→ **Exercise requirements**
Copy every line of the data below word for word, leaving out any pictures.
START Data for the task
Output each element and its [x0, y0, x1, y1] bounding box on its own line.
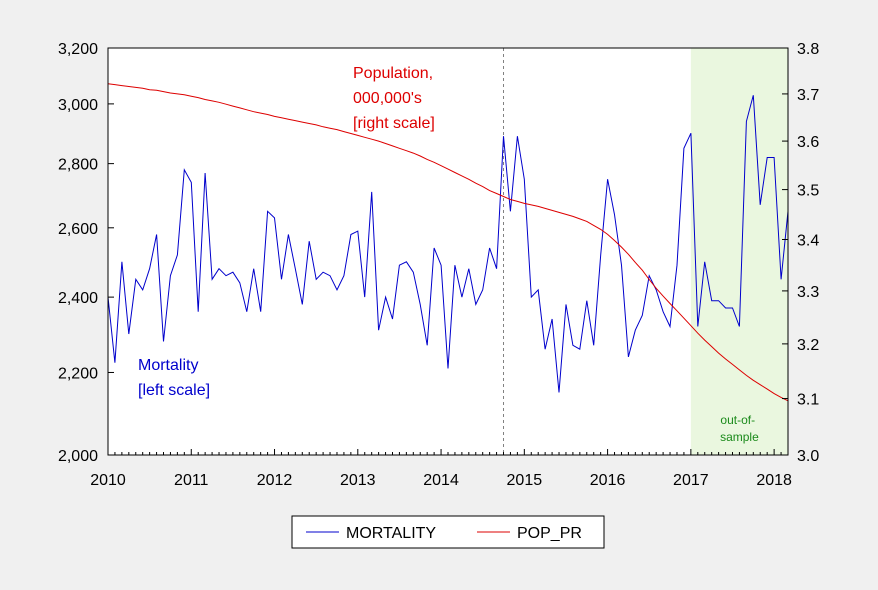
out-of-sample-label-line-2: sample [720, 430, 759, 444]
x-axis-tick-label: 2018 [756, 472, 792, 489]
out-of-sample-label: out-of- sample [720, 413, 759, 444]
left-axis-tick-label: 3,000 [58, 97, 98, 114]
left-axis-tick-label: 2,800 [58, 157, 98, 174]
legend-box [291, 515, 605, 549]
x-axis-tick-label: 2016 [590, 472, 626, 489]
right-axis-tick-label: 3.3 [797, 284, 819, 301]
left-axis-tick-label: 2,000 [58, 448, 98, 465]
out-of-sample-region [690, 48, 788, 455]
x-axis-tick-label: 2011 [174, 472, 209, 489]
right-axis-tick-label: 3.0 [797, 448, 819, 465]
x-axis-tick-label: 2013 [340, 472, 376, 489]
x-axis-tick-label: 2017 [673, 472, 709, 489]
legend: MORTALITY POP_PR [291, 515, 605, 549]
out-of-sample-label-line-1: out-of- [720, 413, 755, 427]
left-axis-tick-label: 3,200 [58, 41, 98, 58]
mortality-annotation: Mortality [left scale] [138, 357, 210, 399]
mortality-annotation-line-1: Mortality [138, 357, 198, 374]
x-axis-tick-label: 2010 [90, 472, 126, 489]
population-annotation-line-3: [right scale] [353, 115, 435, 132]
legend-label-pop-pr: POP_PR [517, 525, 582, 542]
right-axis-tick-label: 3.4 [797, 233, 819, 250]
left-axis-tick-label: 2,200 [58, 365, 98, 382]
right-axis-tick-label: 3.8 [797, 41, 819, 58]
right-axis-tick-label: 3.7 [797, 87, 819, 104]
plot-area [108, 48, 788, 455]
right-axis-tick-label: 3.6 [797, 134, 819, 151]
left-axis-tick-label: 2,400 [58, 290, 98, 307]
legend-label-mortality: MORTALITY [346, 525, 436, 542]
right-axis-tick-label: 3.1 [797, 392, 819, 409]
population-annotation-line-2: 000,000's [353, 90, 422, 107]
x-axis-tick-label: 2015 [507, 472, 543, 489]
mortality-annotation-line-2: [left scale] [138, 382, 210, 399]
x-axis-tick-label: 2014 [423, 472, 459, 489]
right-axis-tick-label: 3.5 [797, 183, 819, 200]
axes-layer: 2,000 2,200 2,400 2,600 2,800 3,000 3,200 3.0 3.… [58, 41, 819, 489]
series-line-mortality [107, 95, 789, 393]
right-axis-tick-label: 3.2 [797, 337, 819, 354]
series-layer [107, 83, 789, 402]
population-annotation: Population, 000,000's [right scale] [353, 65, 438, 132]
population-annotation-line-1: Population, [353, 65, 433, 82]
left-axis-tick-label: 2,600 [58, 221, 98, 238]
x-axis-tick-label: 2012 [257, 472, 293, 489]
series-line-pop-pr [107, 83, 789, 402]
END Data for the task
→ **The response**
Output each element and its [x0, y0, x1, y1] bounding box on its own line.
out-of-sample-label-line-2: sample [720, 430, 759, 444]
x-axis-tick-label: 2018 [756, 472, 792, 489]
out-of-sample-label: out-of- sample [720, 413, 759, 444]
left-axis-tick-label: 3,000 [58, 97, 98, 114]
left-axis-tick-label: 2,800 [58, 157, 98, 174]
legend-box [291, 515, 605, 549]
x-axis-tick-label: 2016 [590, 472, 626, 489]
right-axis-tick-label: 3.3 [797, 284, 819, 301]
left-axis-tick-label: 2,000 [58, 448, 98, 465]
out-of-sample-region [690, 48, 788, 455]
x-axis-tick-label: 2011 [174, 472, 209, 489]
right-axis-tick-label: 3.0 [797, 448, 819, 465]
x-axis-tick-label: 2013 [340, 472, 376, 489]
x-axis-tick-label: 2017 [673, 472, 709, 489]
legend: MORTALITY POP_PR [291, 515, 605, 549]
out-of-sample-label-line-1: out-of- [720, 413, 755, 427]
left-axis-tick-label: 3,200 [58, 41, 98, 58]
mortality-annotation: Mortality [left scale] [138, 357, 210, 399]
mortality-annotation-line-1: Mortality [138, 357, 198, 374]
x-axis-tick-label: 2010 [90, 472, 126, 489]
population-annotation-line-3: [right scale] [353, 115, 435, 132]
legend-label-pop-pr: POP_PR [517, 525, 582, 542]
right-axis-tick-label: 3.4 [797, 233, 819, 250]
left-axis-tick-label: 2,200 [58, 365, 98, 382]
right-axis-tick-label: 3.8 [797, 41, 819, 58]
right-axis-tick-label: 3.7 [797, 87, 819, 104]
plot-area [108, 48, 788, 455]
right-axis-tick-label: 3.6 [797, 134, 819, 151]
left-axis-tick-label: 2,400 [58, 290, 98, 307]
legend-label-mortality: MORTALITY [346, 525, 436, 542]
right-axis-tick-label: 3.1 [797, 392, 819, 409]
population-annotation-line-2: 000,000's [353, 90, 422, 107]
x-axis-tick-label: 2015 [507, 472, 543, 489]
mortality-annotation-line-2: [left scale] [138, 382, 210, 399]
x-axis-tick-label: 2014 [423, 472, 459, 489]
right-axis-tick-label: 3.5 [797, 183, 819, 200]
axes-layer: 2,000 2,200 2,400 2,600 2,800 3,000 3,200 3.0 3.… [58, 41, 819, 489]
series-line-mortality [107, 95, 789, 393]
right-axis-tick-label: 3.2 [797, 337, 819, 354]
series-layer [107, 83, 789, 402]
population-annotation: Population, 000,000's [right scale] [353, 65, 438, 132]
population-annotation-line-1: Population, [353, 65, 433, 82]
left-axis-tick-label: 2,600 [58, 221, 98, 238]
x-axis-tick-label: 2012 [257, 472, 293, 489]
series-line-pop-pr [107, 83, 789, 402]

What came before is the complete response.